§ The request
Work out the number of lines with "name" in them. Reply with that number and no other words.

(Figure data in JSON)
________________

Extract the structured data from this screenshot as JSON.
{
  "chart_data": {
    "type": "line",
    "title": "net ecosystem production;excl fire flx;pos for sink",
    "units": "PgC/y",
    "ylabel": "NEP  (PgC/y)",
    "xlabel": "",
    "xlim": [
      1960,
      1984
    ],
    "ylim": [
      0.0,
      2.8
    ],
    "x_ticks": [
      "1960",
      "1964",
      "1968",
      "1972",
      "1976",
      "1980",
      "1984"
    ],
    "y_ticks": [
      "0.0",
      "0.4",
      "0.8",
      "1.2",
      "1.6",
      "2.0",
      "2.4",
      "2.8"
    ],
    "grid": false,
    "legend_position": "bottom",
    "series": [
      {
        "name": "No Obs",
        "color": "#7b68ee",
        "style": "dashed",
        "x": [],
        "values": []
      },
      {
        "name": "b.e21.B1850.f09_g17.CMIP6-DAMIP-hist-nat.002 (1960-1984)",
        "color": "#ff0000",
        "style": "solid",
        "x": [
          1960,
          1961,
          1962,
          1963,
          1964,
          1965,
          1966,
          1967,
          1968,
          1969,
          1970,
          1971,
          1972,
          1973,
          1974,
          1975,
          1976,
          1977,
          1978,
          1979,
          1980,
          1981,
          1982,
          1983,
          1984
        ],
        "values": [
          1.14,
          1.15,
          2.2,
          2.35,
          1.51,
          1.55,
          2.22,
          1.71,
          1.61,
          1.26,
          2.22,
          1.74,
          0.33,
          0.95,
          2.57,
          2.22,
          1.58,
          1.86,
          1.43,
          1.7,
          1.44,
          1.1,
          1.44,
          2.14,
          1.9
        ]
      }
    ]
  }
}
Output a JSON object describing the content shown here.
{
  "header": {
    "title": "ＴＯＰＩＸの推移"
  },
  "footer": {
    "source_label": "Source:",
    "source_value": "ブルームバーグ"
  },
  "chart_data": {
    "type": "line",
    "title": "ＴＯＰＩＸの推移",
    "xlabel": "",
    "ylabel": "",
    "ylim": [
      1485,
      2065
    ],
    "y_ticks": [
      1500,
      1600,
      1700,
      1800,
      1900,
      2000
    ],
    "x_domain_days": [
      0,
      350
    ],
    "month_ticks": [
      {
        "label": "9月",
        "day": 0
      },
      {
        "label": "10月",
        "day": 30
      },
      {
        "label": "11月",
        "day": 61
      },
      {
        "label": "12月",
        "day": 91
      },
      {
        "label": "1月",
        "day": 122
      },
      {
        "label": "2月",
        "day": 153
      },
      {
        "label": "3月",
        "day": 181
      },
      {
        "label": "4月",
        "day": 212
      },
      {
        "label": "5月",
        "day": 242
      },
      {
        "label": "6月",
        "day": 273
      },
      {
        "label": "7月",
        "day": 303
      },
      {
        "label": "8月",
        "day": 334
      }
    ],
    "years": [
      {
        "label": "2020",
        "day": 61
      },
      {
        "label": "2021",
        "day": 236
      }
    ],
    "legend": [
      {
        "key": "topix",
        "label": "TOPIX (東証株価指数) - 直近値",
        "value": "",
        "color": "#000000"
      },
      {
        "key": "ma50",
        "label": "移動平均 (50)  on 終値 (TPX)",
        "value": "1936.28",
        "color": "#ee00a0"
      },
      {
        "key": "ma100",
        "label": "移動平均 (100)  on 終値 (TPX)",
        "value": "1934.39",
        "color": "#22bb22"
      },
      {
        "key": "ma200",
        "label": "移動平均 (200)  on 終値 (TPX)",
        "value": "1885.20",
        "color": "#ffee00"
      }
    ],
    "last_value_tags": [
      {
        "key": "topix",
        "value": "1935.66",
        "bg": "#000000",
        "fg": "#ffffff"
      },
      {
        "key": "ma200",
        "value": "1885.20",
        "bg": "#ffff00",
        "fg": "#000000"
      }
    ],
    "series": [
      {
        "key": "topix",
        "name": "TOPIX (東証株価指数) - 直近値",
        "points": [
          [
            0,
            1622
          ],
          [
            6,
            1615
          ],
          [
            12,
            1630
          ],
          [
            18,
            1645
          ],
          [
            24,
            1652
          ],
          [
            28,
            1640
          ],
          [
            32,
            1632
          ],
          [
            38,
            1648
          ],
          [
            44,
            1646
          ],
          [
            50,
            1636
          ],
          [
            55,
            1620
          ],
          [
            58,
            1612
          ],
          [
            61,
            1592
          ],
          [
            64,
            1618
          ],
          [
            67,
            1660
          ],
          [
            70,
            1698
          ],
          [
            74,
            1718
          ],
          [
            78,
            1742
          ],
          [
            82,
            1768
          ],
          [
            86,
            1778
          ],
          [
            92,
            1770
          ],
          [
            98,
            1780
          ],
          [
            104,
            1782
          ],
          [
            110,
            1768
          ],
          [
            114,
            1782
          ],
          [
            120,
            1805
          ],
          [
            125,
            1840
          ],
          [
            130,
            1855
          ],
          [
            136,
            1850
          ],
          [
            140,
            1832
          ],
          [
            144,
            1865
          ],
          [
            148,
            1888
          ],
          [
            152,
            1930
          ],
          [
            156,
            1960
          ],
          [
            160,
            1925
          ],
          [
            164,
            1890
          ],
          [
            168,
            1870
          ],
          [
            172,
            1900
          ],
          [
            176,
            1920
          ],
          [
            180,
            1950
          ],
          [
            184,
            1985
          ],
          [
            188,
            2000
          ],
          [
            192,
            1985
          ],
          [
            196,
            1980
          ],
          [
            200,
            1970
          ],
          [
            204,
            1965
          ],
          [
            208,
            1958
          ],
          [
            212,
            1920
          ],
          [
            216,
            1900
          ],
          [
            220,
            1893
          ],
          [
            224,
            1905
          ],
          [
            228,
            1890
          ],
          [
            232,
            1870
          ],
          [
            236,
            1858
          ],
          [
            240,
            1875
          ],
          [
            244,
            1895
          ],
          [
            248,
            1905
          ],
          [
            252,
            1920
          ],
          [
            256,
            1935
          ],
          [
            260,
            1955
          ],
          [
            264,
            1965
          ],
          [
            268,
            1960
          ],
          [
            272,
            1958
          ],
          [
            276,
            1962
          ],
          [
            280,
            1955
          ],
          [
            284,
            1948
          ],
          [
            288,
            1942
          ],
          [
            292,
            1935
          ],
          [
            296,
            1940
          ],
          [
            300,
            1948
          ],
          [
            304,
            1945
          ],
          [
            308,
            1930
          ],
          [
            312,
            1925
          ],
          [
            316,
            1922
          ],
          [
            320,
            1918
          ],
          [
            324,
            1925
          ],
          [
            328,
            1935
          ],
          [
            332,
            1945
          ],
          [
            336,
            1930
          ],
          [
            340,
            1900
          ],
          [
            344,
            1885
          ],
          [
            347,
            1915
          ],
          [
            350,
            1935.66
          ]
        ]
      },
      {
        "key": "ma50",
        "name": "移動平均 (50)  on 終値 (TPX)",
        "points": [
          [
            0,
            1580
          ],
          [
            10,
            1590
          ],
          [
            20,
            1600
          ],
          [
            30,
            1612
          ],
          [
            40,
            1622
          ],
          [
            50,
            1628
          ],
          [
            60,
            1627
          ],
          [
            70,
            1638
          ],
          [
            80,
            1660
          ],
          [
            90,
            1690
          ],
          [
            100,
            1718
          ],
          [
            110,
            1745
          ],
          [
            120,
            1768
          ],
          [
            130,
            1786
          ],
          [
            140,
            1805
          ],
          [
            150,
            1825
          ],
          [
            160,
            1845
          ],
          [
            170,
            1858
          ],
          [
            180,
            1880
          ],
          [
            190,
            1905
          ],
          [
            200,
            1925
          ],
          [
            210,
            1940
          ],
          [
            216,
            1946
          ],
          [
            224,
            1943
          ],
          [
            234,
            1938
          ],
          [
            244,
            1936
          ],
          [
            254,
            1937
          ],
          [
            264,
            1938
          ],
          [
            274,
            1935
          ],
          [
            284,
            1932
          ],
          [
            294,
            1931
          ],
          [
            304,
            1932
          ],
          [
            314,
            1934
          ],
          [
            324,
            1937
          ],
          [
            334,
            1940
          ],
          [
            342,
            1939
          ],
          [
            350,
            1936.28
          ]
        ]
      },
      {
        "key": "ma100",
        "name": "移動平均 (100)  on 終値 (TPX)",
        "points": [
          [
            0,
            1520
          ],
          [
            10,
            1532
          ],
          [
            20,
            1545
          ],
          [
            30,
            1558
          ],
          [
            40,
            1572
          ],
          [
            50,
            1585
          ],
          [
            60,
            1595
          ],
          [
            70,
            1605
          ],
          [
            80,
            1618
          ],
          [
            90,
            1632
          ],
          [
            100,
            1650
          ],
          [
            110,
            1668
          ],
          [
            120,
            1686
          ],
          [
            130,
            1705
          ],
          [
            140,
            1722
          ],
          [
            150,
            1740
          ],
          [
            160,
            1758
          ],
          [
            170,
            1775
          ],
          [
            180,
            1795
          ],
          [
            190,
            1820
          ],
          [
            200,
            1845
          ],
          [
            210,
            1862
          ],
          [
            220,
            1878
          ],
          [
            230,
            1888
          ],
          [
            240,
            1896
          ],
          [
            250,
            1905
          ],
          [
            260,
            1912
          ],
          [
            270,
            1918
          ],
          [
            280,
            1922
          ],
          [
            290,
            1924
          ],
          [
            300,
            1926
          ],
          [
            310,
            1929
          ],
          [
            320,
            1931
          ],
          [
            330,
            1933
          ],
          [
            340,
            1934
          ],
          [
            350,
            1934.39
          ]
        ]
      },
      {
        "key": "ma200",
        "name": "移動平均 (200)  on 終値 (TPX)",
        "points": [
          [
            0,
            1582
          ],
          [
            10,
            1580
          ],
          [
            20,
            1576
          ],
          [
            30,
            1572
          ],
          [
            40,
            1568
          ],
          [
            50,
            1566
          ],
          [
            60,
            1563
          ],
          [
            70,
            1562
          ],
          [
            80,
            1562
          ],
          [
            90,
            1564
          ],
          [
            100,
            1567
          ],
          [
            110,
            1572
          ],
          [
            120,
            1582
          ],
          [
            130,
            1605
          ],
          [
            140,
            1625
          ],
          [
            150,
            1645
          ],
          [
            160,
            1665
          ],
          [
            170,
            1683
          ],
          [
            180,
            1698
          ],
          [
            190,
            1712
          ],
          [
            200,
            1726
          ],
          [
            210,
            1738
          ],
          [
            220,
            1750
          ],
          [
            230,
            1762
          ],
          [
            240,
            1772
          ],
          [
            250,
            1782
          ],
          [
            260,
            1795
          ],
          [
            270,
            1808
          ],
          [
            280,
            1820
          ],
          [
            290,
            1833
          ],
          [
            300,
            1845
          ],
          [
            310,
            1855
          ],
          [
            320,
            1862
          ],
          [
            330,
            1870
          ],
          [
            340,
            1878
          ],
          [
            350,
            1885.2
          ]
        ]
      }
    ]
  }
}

________________

§ Written answer
6